--- START OF Dataset content ---

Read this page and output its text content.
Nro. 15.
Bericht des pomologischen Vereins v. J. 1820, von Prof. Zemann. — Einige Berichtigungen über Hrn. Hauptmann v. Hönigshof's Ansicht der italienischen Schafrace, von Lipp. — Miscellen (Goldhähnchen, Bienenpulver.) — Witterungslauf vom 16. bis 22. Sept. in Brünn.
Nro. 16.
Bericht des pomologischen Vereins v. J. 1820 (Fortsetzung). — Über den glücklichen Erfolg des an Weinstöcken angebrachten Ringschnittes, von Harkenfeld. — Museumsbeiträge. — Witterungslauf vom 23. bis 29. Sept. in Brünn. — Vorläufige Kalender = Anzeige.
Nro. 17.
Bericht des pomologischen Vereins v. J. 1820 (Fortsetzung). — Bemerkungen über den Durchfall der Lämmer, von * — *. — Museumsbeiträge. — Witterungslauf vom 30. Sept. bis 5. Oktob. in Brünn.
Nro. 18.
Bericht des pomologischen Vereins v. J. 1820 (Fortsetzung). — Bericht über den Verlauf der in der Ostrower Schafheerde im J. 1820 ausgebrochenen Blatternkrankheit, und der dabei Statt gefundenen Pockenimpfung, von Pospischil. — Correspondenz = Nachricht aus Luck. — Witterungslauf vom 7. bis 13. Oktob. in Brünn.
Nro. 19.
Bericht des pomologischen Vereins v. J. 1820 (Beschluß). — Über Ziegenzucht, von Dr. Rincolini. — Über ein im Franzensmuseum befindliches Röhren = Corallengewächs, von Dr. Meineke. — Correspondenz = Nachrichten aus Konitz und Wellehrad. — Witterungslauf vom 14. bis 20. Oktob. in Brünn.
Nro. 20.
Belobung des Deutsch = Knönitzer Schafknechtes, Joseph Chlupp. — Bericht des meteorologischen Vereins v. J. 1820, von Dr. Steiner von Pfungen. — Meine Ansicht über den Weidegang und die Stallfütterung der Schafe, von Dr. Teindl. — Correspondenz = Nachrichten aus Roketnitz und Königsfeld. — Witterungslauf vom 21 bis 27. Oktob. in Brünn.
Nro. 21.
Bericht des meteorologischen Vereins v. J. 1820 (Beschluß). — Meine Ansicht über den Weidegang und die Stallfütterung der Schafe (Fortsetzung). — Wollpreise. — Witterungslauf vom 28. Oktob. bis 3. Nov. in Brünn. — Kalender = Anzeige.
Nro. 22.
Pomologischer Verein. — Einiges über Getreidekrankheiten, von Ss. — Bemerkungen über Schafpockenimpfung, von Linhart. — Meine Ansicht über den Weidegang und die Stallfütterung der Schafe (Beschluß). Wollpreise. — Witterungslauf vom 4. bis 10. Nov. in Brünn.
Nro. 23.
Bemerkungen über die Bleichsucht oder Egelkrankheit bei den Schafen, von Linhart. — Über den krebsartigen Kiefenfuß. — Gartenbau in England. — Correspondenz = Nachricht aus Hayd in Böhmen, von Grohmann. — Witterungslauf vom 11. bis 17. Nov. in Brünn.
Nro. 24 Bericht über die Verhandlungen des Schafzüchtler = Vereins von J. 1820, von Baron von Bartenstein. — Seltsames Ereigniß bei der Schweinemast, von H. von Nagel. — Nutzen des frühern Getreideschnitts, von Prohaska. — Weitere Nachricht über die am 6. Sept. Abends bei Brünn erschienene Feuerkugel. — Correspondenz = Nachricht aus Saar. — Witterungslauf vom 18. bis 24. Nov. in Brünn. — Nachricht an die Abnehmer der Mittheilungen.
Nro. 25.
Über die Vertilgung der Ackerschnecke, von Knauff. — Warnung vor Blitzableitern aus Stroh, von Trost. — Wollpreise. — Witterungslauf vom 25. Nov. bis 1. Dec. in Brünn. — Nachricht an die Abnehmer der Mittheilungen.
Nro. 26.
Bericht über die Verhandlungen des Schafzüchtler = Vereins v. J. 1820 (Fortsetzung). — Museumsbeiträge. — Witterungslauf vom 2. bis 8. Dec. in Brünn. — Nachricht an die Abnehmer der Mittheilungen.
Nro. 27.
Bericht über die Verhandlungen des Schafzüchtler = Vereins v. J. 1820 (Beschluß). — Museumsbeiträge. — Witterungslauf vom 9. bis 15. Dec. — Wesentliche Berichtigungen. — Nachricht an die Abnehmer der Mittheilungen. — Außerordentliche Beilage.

--- END OF Dataset content ---

**What is needed**
Locate the word "Nachrichten" in the data above. Copy every line carrying it.

**Response to the task**
Bericht des pomologischen Vereins v. J. 1820 (Beschluß). — Über Ziegenzucht, von Dr. Rincolini. — Über ein im Franzensmuseum befindliches Röhren = Corallengewächs, von Dr. Meineke. — Correspondenz = Nachrichten aus Konitz und Wellehrad. — Witterungslauf vom 14. bis 20. Oktob. in Brünn.
Belobung des Deutsch = Knönitzer Schafknechtes, Joseph Chlupp. — Bericht des meteorologischen Vereins v. J. 1820, von Dr. Steiner von Pfungen. — Meine Ansicht über den Weidegang und die Stallfütterung der Schafe, von Dr. Teindl. — Correspondenz = Nachrichten aus Roketnitz und Königsfeld. — Witterungslauf vom 21 bis 27. Oktob. in Brünn.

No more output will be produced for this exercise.